►

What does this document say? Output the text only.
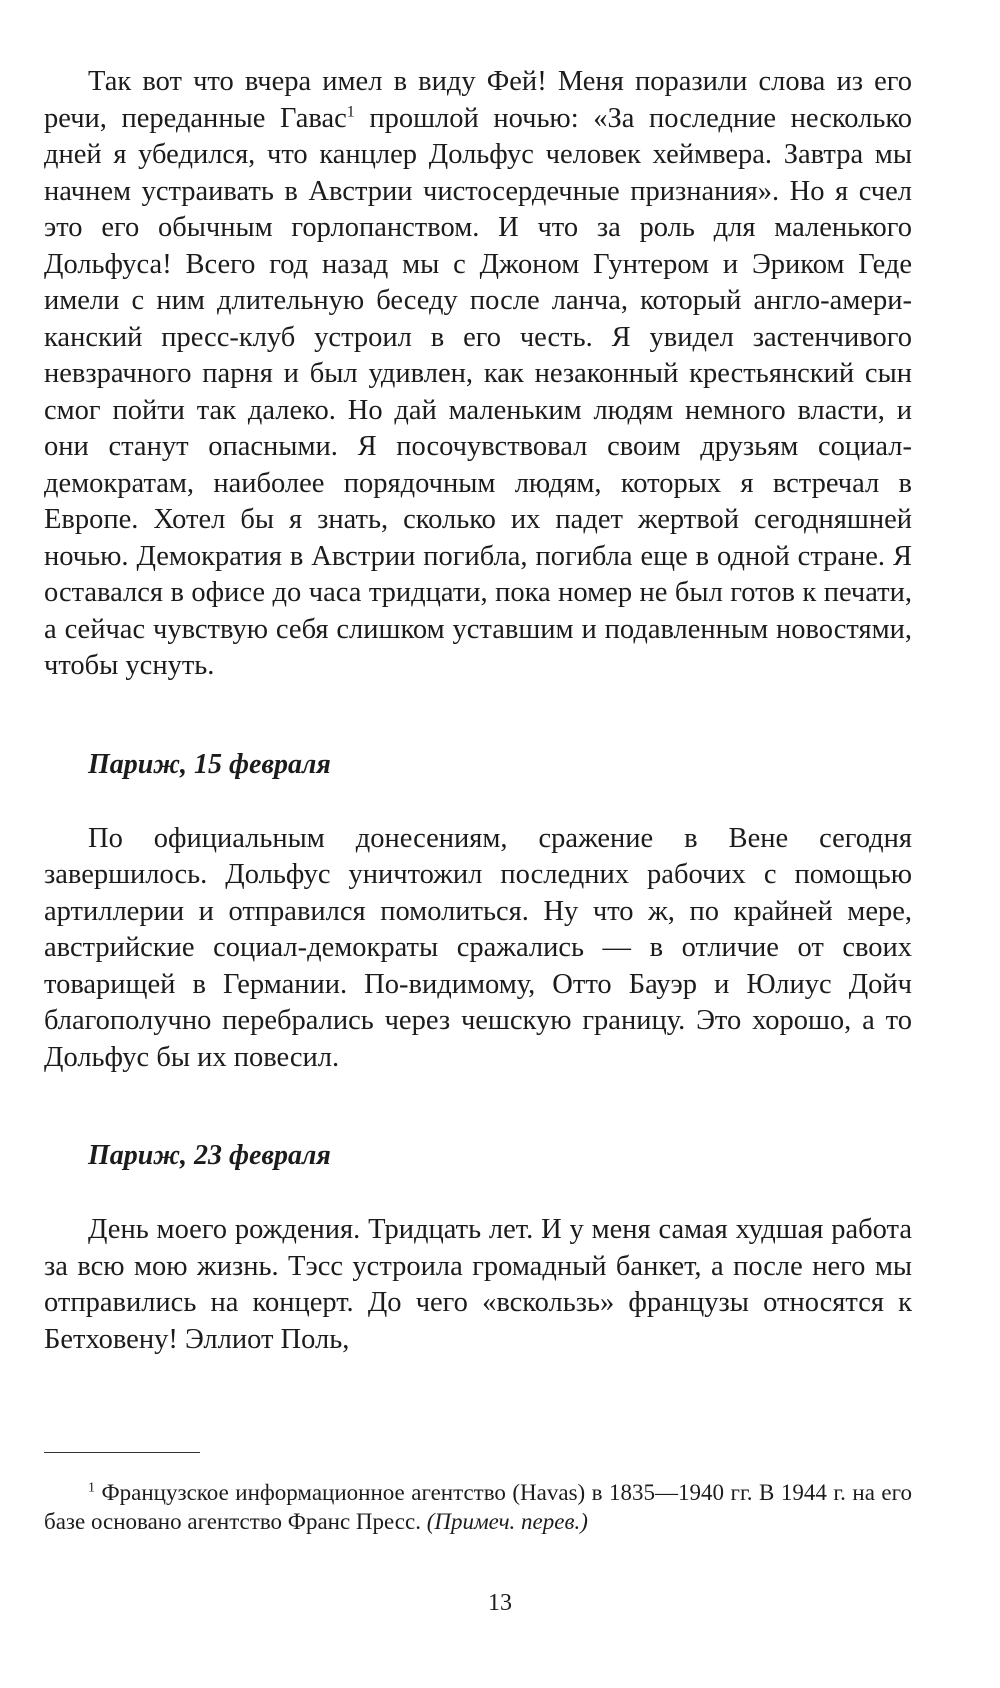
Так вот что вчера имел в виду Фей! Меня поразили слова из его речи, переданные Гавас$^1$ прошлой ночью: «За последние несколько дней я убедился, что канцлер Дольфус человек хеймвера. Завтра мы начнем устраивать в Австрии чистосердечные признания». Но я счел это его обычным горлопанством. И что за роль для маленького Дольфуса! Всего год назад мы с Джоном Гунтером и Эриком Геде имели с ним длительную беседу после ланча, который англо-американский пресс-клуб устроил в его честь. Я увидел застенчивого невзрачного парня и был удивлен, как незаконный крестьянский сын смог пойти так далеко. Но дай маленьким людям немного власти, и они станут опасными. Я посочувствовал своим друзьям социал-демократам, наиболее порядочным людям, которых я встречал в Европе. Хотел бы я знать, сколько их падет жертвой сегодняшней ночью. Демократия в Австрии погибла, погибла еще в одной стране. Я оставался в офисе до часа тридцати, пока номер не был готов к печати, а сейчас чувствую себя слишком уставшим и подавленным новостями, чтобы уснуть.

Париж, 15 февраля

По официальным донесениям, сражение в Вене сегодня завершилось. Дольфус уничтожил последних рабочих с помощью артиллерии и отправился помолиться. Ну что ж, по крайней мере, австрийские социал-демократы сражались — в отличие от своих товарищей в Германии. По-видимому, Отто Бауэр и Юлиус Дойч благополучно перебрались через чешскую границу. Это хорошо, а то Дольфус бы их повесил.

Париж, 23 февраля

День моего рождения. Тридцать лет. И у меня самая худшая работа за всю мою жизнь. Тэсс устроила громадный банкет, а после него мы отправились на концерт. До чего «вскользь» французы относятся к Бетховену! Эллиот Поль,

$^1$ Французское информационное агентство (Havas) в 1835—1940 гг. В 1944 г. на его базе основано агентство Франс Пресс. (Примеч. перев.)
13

◄
►

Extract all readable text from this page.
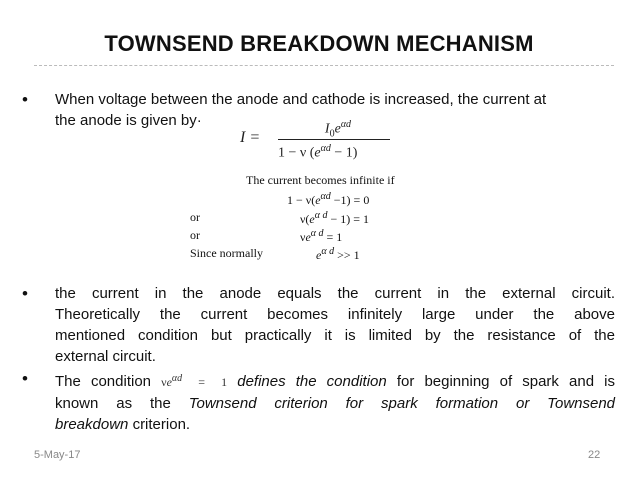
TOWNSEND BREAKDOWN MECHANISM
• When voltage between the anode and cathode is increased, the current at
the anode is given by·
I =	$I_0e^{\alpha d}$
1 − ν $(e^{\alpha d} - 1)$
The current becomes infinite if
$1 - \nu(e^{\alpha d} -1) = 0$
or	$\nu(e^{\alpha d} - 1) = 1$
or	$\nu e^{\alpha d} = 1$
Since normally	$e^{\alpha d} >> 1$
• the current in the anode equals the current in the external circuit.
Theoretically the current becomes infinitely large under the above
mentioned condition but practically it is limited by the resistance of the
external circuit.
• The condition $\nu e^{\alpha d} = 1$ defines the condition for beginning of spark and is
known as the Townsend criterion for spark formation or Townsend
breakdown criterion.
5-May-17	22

◄

[WRITTEN EXERCISE] Wherever the word "condition" occurs in a line of the listing, copy that line.

[RESULT OF THIS EXERCISE]
mentioned condition but practically it is limited by the resistance of the
• The condition $\nu e^{\alpha d} = 1$ defines the condition for beginning of spark and is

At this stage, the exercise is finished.